:: Material provided ::
──────

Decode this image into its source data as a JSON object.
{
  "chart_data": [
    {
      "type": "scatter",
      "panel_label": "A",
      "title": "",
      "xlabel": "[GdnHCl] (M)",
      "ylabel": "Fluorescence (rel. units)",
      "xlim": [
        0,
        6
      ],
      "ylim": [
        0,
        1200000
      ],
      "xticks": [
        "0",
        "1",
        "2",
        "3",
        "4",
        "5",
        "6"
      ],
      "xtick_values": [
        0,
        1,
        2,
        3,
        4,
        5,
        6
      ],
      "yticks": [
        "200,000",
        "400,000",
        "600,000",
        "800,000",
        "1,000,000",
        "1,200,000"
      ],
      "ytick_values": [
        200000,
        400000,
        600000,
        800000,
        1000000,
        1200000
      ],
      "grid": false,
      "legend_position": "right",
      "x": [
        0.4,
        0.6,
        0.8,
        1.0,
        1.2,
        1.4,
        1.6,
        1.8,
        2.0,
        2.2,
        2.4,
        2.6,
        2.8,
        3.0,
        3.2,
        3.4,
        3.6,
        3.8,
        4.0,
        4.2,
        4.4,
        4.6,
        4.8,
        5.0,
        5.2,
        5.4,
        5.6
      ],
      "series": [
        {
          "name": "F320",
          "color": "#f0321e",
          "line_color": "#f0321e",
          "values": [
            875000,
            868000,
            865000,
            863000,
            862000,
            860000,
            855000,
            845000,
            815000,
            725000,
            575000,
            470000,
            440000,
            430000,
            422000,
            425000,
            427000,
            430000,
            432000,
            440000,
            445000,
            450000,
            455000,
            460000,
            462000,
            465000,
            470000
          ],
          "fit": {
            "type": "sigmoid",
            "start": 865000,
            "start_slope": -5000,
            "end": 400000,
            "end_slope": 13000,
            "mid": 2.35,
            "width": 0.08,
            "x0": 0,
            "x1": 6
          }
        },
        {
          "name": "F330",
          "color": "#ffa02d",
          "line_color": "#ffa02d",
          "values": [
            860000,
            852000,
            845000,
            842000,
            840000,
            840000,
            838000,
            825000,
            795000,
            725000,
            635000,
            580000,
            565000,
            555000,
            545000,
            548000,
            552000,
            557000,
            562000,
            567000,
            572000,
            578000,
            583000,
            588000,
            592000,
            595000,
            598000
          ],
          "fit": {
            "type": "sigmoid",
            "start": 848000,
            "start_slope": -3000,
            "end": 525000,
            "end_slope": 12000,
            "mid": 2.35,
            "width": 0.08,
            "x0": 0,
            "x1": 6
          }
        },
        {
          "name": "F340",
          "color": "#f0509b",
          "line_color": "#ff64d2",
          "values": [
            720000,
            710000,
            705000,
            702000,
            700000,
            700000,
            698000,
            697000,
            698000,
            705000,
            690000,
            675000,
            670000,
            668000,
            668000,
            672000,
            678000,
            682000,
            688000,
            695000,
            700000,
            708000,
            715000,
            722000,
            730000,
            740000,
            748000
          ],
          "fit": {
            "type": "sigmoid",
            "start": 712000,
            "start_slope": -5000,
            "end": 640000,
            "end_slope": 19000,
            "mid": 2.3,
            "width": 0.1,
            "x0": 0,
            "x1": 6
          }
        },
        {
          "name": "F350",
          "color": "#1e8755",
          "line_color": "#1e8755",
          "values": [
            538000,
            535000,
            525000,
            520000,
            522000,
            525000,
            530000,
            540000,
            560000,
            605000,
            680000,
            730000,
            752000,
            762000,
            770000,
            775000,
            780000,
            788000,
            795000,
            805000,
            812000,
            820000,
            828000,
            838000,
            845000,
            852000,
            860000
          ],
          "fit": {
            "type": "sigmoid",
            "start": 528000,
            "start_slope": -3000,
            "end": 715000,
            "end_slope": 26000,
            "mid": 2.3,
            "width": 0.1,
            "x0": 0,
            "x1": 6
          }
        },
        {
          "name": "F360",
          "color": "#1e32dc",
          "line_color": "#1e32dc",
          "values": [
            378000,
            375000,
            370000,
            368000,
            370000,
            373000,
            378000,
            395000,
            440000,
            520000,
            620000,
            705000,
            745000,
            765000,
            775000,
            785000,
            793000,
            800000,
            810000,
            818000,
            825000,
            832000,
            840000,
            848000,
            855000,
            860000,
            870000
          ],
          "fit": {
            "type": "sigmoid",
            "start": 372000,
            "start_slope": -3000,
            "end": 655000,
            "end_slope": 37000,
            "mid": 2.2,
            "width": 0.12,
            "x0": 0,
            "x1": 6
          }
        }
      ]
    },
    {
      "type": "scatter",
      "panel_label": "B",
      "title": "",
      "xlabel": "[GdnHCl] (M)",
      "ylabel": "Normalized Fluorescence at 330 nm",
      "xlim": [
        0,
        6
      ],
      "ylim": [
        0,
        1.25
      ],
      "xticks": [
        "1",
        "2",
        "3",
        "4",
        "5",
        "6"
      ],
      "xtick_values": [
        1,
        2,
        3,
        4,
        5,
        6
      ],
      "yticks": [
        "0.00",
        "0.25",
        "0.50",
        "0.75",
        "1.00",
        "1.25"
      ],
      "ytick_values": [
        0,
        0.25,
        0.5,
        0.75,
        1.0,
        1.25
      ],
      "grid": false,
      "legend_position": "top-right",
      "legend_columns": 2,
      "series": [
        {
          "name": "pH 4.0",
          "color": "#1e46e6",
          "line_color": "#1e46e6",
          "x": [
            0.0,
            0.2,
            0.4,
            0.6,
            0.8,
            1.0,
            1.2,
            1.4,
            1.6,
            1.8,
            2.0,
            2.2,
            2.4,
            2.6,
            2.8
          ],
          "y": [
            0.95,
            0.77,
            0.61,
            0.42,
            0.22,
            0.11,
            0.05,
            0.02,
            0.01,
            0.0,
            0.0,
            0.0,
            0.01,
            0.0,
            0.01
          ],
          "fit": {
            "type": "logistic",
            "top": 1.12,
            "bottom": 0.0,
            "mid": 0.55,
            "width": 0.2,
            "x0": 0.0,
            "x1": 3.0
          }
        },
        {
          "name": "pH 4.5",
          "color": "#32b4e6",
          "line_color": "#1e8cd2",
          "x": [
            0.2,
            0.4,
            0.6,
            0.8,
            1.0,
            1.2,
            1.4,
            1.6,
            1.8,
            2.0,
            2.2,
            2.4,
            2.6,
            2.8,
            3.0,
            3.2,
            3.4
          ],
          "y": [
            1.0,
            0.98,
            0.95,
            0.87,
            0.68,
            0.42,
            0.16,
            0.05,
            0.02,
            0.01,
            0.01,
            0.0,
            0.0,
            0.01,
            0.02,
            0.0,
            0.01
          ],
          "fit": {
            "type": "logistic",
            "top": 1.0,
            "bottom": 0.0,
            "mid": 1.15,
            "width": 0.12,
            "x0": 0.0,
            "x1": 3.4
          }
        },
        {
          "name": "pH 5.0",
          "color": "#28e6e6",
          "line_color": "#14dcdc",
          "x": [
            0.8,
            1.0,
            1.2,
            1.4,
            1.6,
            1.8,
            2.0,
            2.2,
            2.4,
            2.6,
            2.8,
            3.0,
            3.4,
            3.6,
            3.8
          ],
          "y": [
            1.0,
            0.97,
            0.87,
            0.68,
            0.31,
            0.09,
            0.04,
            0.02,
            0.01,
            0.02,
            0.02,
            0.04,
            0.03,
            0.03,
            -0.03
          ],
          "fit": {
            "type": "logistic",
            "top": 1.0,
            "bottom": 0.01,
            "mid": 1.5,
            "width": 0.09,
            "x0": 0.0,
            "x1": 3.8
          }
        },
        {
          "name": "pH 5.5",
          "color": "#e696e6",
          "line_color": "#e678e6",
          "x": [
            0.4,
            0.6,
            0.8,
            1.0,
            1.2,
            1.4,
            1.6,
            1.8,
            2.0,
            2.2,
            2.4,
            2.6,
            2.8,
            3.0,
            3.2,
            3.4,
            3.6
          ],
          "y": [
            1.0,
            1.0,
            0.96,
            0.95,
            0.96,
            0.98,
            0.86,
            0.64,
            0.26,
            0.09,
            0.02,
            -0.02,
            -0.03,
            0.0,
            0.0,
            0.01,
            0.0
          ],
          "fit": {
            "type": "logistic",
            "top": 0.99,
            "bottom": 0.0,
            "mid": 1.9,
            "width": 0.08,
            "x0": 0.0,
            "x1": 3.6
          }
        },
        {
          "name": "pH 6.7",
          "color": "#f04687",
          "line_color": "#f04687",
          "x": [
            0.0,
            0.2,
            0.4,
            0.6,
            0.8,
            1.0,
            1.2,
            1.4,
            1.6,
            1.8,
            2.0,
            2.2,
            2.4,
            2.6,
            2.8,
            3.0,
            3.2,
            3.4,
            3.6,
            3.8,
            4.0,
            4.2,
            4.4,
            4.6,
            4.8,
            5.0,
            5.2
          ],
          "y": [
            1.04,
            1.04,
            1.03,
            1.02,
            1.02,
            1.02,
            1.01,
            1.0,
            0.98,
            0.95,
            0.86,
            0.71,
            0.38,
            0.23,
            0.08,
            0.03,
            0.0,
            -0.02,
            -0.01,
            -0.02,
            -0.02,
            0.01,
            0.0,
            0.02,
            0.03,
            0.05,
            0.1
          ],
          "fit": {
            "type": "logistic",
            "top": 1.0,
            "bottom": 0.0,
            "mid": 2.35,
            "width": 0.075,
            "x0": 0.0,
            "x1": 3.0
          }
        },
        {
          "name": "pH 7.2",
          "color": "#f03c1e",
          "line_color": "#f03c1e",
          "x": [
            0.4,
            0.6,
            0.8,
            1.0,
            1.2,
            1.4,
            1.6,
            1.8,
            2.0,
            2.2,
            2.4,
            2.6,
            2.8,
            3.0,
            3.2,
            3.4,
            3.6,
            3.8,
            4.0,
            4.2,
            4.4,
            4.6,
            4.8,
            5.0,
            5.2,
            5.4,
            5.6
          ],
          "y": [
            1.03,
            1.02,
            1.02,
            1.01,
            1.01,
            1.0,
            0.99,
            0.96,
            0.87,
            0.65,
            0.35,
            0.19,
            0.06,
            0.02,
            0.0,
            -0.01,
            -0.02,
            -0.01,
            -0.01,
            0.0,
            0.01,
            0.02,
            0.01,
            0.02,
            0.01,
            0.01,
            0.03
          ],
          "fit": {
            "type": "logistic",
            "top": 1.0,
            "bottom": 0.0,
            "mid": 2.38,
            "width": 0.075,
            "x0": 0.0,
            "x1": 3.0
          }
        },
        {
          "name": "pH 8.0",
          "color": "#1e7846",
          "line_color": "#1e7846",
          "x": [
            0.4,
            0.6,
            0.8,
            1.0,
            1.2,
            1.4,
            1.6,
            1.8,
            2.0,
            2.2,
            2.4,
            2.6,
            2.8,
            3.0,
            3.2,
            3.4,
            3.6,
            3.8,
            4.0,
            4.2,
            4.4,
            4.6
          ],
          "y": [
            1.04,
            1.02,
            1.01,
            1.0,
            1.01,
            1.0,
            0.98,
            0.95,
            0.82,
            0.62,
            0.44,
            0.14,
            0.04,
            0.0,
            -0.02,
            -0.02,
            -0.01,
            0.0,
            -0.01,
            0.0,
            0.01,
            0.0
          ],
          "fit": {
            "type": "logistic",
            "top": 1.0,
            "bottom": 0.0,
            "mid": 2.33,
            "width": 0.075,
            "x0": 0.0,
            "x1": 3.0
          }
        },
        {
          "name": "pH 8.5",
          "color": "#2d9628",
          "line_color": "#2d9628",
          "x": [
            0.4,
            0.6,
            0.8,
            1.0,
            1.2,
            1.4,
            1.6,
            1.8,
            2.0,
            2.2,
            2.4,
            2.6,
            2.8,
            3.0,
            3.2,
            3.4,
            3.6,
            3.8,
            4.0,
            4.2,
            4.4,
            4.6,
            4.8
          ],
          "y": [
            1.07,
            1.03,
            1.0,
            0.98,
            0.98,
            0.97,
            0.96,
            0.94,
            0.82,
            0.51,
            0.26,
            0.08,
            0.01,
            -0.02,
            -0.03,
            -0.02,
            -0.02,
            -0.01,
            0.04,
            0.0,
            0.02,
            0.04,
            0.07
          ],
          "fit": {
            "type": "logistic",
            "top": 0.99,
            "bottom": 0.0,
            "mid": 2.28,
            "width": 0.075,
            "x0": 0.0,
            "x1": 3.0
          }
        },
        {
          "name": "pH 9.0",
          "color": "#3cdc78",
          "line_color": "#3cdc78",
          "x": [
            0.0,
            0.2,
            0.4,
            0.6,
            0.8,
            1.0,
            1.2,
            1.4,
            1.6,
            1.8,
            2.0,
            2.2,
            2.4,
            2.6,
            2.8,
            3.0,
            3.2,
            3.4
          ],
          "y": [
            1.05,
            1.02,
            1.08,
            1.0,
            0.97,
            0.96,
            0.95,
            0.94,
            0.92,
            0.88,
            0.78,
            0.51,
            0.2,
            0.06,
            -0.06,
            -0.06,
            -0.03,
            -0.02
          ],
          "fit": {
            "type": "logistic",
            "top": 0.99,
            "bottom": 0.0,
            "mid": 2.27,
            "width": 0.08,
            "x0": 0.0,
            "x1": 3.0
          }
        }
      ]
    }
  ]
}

──────

Check each line of the records for the word "ylabel" and extract those that contain it.

      "ylabel": "Fluorescence (rel. units)",
      "ylabel": "Normalized Fluorescence at 330 nm",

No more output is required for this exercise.